### [SEITENTEXT]
# Nach Update auf neueste ecockpit Version keine Simulation möglich



## Ka-Adler (8 August 2022)

Hallo, 
nachdem ich heute die neueste ecockpit Version heruntergeladen und installiert habe, sowie sämtliche FW Version etc. Aktualisiert habe, kann ich in meinem Programm keine Simulation mehr starten! ICH MUSS dazu sagen dass ich eine 30 Tage Testversion nutze! Hatte vor dem Update noch 16 Tage übrig und nun sind es wieder 30 Tage?! 
Ich gehe dabei immer so vor dass ich mein Programm lade, danach übersetze ich vorsichtshalber nochmal! Danach starte ich die simulation und dann brauch ich nur noch den Start Button drücken in ecockpit! Da geht die Sps aber in stop und sie ist rot(also in der simulation) 
Habe eine projektaktualisierung durchgeführt sowie den Compiler danach umgestellt! 
Daraufhin habe ich spaßeshalber mal ein neues Projekt geschrieben mit Lampe und Taster und das ganze kurz versucht zu simulieren, aber genau der gleiche Fehler!

### [VORGEGEBENE DATEN]
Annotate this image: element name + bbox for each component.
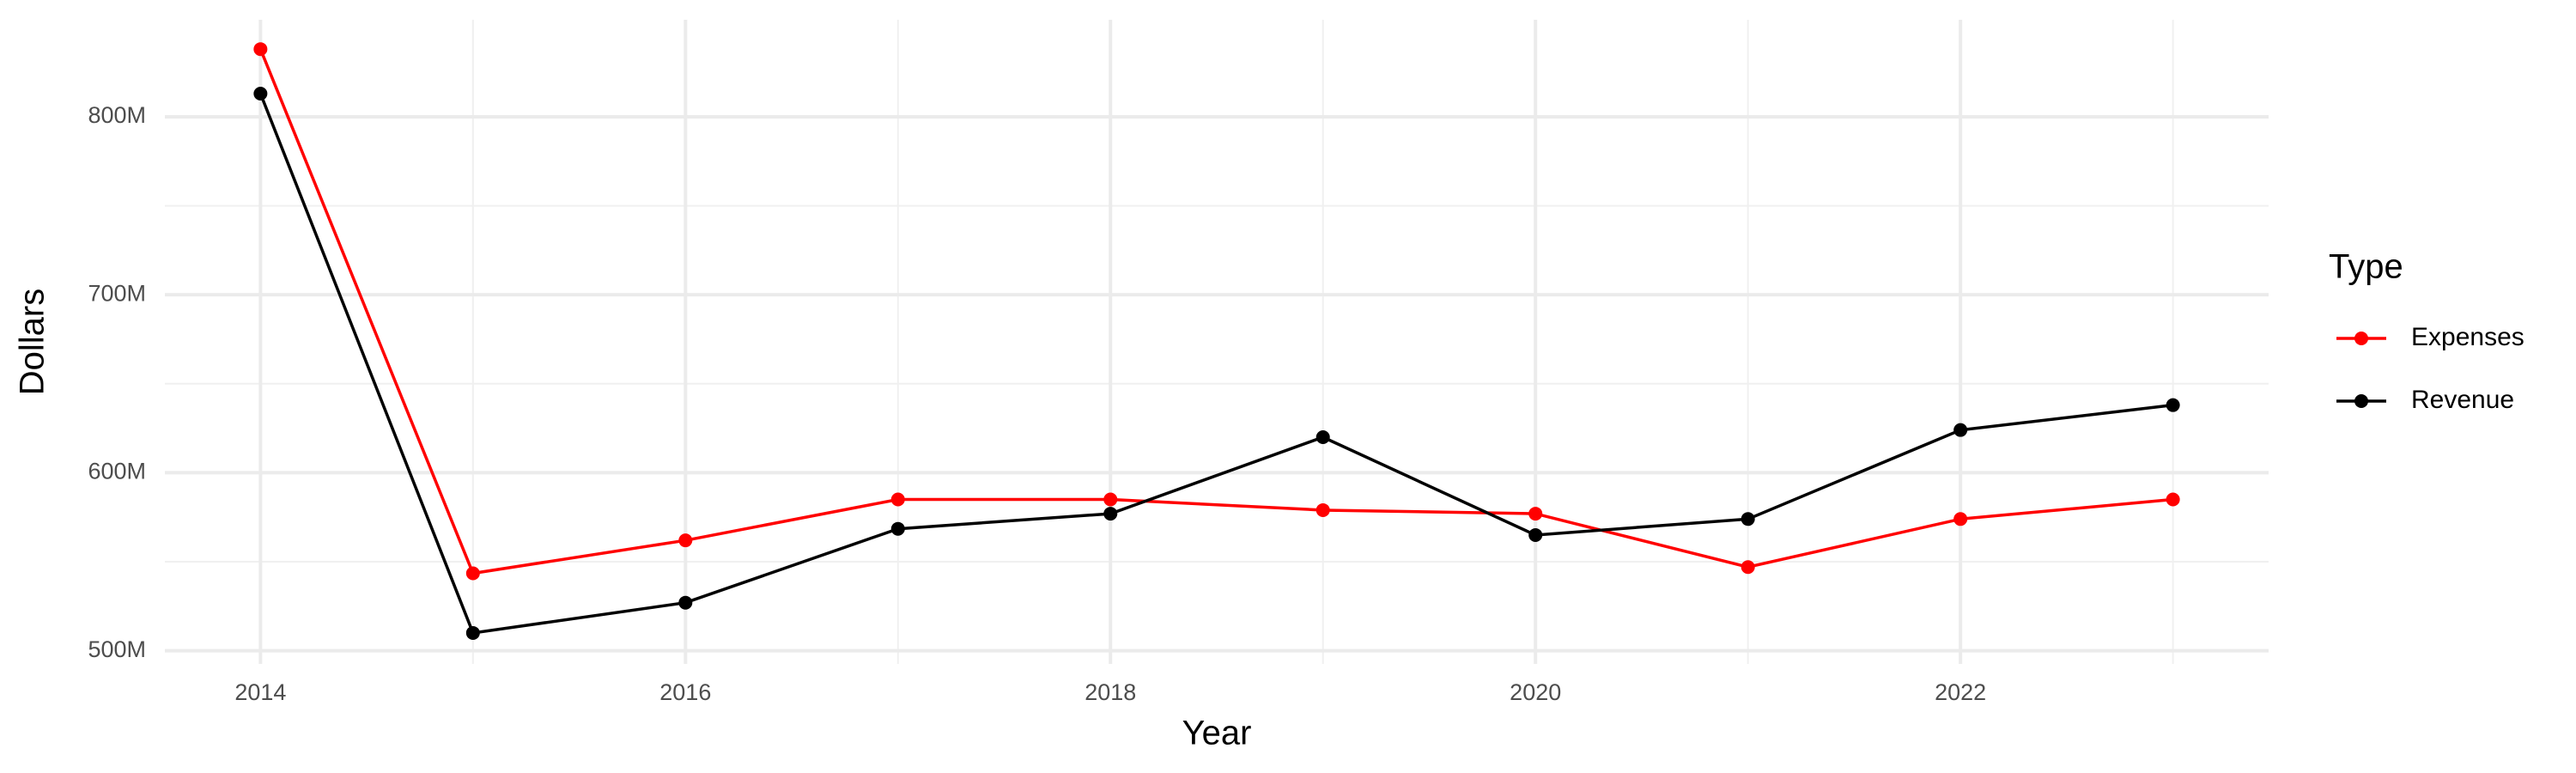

### [DEINE ARBEITSAUFTRÄGE]
1. Beantworte zum Forenbeitrag über das ecockpit-Update die folgenden Fragen:
(a) Wie viele Tage hatte die Testversion vor dem Update noch übrig?
(b) Welche Farbe zeigt die SPS in der Simulation nach dem Druck auf den Start-Button?
(c) Aus welchen Bestandteilen bestand das neue Projekt, das zum Test geschrieben wurde?
2. Zitiere aus dem Forenbeitrag über das ecockpit-Update den Abschnitt, dessen Anfang die Worte „# Nach Update“ enthält und der mit „wieder 30 Tage?!“ schließt.

### [LÖSUNGEN]
1.
(a) 16 Tage.
(b) Rot.
(c) Aus Lampe und Taster.

2.
# Nach Update auf neueste ecockpit Version keine Simulation möglich



## Ka-Adler (8 August 2022)

Hallo, 
nachdem ich heute die neueste ecockpit Version heruntergeladen und installiert habe, sowie sämtliche FW Version etc. Aktualisiert habe, kann ich in meinem Programm keine Simulation mehr starten! ICH MUSS dazu sagen dass ich eine 30 Tage Testversion nutze! Hatte vor dem Update noch 16 Tage übrig und nun sind es wieder 30 Tage?!